Collected data
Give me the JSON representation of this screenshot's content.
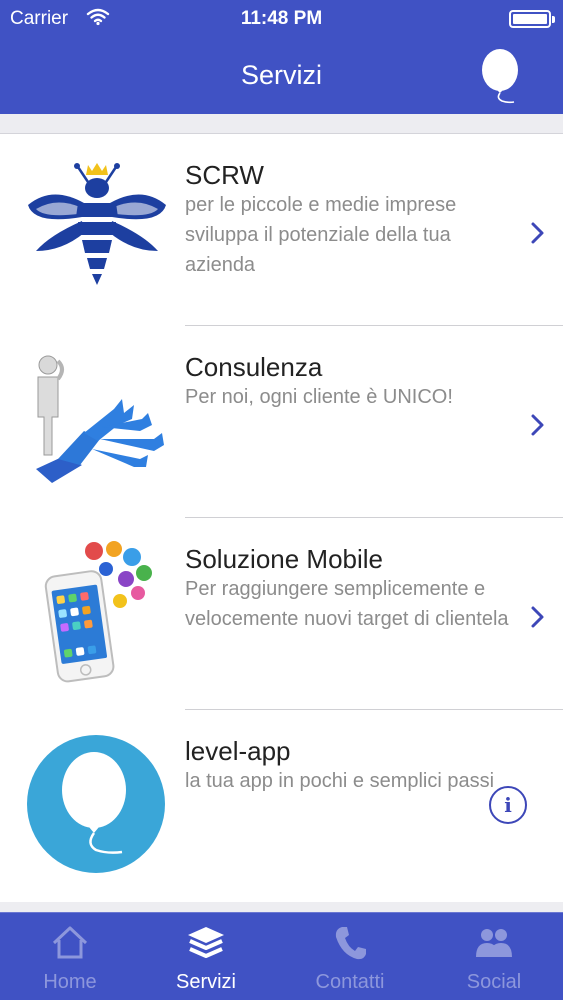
{
  "status_bar": {
    "carrier": "Carrier",
    "time": "11:48 PM"
  },
  "nav": {
    "title": "Servizi",
    "right_icon": "balloon-icon"
  },
  "services": [
    {
      "title": "SCRW",
      "description": "per le piccole e medie imprese sviluppa il potenziale della tua azienda",
      "icon": "bee-logo",
      "accessory": "chevron-right-icon"
    },
    {
      "title": "Consulenza",
      "description": "Per noi, ogni cliente è UNICO!",
      "icon": "consulting-arrows-figure",
      "accessory": "chevron-right-icon"
    },
    {
      "title": "Soluzione Mobile",
      "description": "Per raggiungere semplicemente e velocemente nuovi target di clientela",
      "icon": "smartphone-apps",
      "accessory": "chevron-right-icon"
    },
    {
      "title": "level-app",
      "description": "la tua app in pochi e semplici passi",
      "icon": "balloon-logo",
      "accessory": "info-icon",
      "accessory_text": "i"
    }
  ],
  "tabs": [
    {
      "label": "Home",
      "icon": "home-icon",
      "active": false
    },
    {
      "label": "Servizi",
      "icon": "layers-icon",
      "active": true
    },
    {
      "label": "Contatti",
      "icon": "phone-icon",
      "active": false
    },
    {
      "label": "Social",
      "icon": "people-icon",
      "active": false
    }
  ],
  "colors": {
    "bar": "#4052c4",
    "accent": "#3d47b8",
    "tab_inactive": "#8d97dc",
    "balloon_blue": "#3aa6d8"
  }
}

> PROBLEM DESCRIPTION
Work out how many lines of the listing above include the word "title". Report only the number.

> WORKED SOLUTION
5